##### Dataset records

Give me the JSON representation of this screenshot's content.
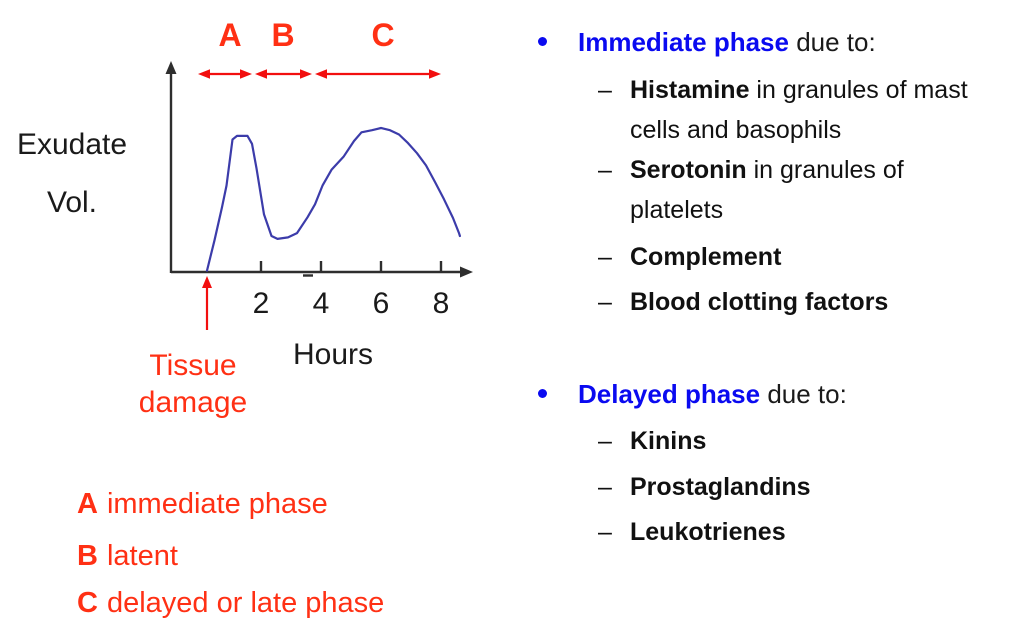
{
  "colors": {
    "accent_red": "#ff3014",
    "arrow_red": "#f20f0f",
    "bullet_blue": "#0a0af0",
    "curve_blue": "#3c3caa",
    "axis_gray": "#2e2e2e",
    "text_black": "#1a1a1a"
  },
  "chart_data": {
    "type": "line",
    "title": "",
    "xlabel": "Hours",
    "ylabel_lines": [
      "Exudate",
      "Vol."
    ],
    "x_ticks": [
      2,
      4,
      6,
      8
    ],
    "x_axis_range_hours": [
      0,
      9
    ],
    "y_axis_note": "relative exudate volume, axis unlabeled (0-100)",
    "grid": false,
    "series": [
      {
        "name": "Exudate volume",
        "color": "#3c3caa",
        "points": [
          [
            0.2,
            1
          ],
          [
            0.45,
            22
          ],
          [
            0.7,
            45
          ],
          [
            0.85,
            60
          ],
          [
            1.05,
            92
          ],
          [
            1.2,
            94.5
          ],
          [
            1.55,
            94.5
          ],
          [
            1.7,
            89
          ],
          [
            1.85,
            72
          ],
          [
            2.1,
            40
          ],
          [
            2.35,
            25
          ],
          [
            2.55,
            23
          ],
          [
            2.9,
            24
          ],
          [
            3.2,
            27
          ],
          [
            3.55,
            38
          ],
          [
            3.8,
            47
          ],
          [
            4.05,
            60
          ],
          [
            4.35,
            71
          ],
          [
            4.75,
            80
          ],
          [
            5.1,
            91
          ],
          [
            5.35,
            97
          ],
          [
            5.7,
            98.5
          ],
          [
            6.0,
            100
          ],
          [
            6.3,
            98.5
          ],
          [
            6.6,
            95.5
          ],
          [
            6.9,
            89.5
          ],
          [
            7.2,
            82.5
          ],
          [
            7.5,
            74
          ],
          [
            7.8,
            62.5
          ],
          [
            8.1,
            50.5
          ],
          [
            8.4,
            37.5
          ],
          [
            8.6,
            27
          ],
          [
            8.63,
            25
          ]
        ]
      }
    ],
    "phases": [
      {
        "label": "A",
        "from_hour": -0.1,
        "to_hour": 1.7
      },
      {
        "label": "B",
        "from_hour": 1.8,
        "to_hour": 3.7
      },
      {
        "label": "C",
        "from_hour": 3.8,
        "to_hour": 8.0
      }
    ],
    "annotation": {
      "line1": "Tissue",
      "line2": "damage",
      "at_hour": 0.2
    }
  },
  "legend": [
    {
      "key": "A",
      "text": "immediate phase"
    },
    {
      "key": "B",
      "text": "latent"
    },
    {
      "key": "C",
      "text": "delayed or late phase"
    }
  ],
  "right_panel": {
    "bullet_glyph": "•",
    "dash": "–",
    "sections": [
      {
        "title_bold": "Immediate phase",
        "title_rest": " due to:",
        "items": [
          {
            "bold": "Histamine",
            "rest": " in granules of mast",
            "cont": "cells and basophils"
          },
          {
            "bold": "Serotonin",
            "rest": " in granules of",
            "cont": "platelets"
          },
          {
            "bold": "Complement",
            "rest": "",
            "cont": ""
          },
          {
            "bold": "Blood clotting factors",
            "rest": "",
            "cont": ""
          }
        ]
      },
      {
        "title_bold": "Delayed phase",
        "title_rest": " due to:",
        "items": [
          {
            "bold": "Kinins",
            "rest": "",
            "cont": ""
          },
          {
            "bold": "Prostaglandins",
            "rest": "",
            "cont": ""
          },
          {
            "bold": "Leukotrienes",
            "rest": "",
            "cont": ""
          }
        ]
      }
    ]
  }
}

##########

*What you need to do:* Output the entries above exactly, without their pictures.

*Exercise result:*
Give me the JSON representation of this screenshot's content.
{
  "colors": {
    "accent_red": "#ff3014",
    "arrow_red": "#f20f0f",
    "bullet_blue": "#0a0af0",
    "curve_blue": "#3c3caa",
    "axis_gray": "#2e2e2e",
    "text_black": "#1a1a1a"
  },
  "chart_data": {
    "type": "line",
    "title": "",
    "xlabel": "Hours",
    "ylabel_lines": [
      "Exudate",
      "Vol."
    ],
    "x_ticks": [
      2,
      4,
      6,
      8
    ],
    "x_axis_range_hours": [
      0,
      9
    ],
    "y_axis_note": "relative exudate volume, axis unlabeled (0-100)",
    "grid": false,
    "series": [
      {
        "name": "Exudate volume",
        "color": "#3c3caa",
        "points": [
          [
            0.2,
            1
          ],
          [
            0.45,
            22
          ],
          [
            0.7,
            45
          ],
          [
            0.85,
            60
          ],
          [
            1.05,
            92
          ],
          [
            1.2,
            94.5
          ],
          [
            1.55,
            94.5
          ],
          [
            1.7,
            89
          ],
          [
            1.85,
            72
          ],
          [
            2.1,
            40
          ],
          [
            2.35,
            25
          ],
          [
            2.55,
            23
          ],
          [
            2.9,
            24
          ],
          [
            3.2,
            27
          ],
          [
            3.55,
            38
          ],
          [
            3.8,
            47
          ],
          [
            4.05,
            60
          ],
          [
            4.35,
            71
          ],
          [
            4.75,
            80
          ],
          [
            5.1,
            91
          ],
          [
            5.35,
            97
          ],
          [
            5.7,
            98.5
          ],
          [
            6.0,
            100
          ],
          [
            6.3,
            98.5
          ],
          [
            6.6,
            95.5
          ],
          [
            6.9,
            89.5
          ],
          [
            7.2,
            82.5
          ],
          [
            7.5,
            74
          ],
          [
            7.8,
            62.5
          ],
          [
            8.1,
            50.5
          ],
          [
            8.4,
            37.5
          ],
          [
            8.6,
            27
          ],
          [
            8.63,
            25
          ]
        ]
      }
    ],
    "phases": [
      {
        "label": "A",
        "from_hour": -0.1,
        "to_hour": 1.7
      },
      {
        "label": "B",
        "from_hour": 1.8,
        "to_hour": 3.7
      },
      {
        "label": "C",
        "from_hour": 3.8,
        "to_hour": 8.0
      }
    ],
    "annotation": {
      "line1": "Tissue",
      "line2": "damage",
      "at_hour": 0.2
    }
  },
  "legend": [
    {
      "key": "A",
      "text": "immediate phase"
    },
    {
      "key": "B",
      "text": "latent"
    },
    {
      "key": "C",
      "text": "delayed or late phase"
    }
  ],
  "right_panel": {
    "bullet_glyph": "•",
    "dash": "–",
    "sections": [
      {
        "title_bold": "Immediate phase",
        "title_rest": " due to:",
        "items": [
          {
            "bold": "Histamine",
            "rest": " in granules of mast",
            "cont": "cells and basophils"
          },
          {
            "bold": "Serotonin",
            "rest": " in granules of",
            "cont": "platelets"
          },
          {
            "bold": "Complement",
            "rest": "",
            "cont": ""
          },
          {
            "bold": "Blood clotting factors",
            "rest": "",
            "cont": ""
          }
        ]
      },
      {
        "title_bold": "Delayed phase",
        "title_rest": " due to:",
        "items": [
          {
            "bold": "Kinins",
            "rest": "",
            "cont": ""
          },
          {
            "bold": "Prostaglandins",
            "rest": "",
            "cont": ""
          },
          {
            "bold": "Leukotrienes",
            "rest": "",
            "cont": ""
          }
        ]
      }
    ]
  }
}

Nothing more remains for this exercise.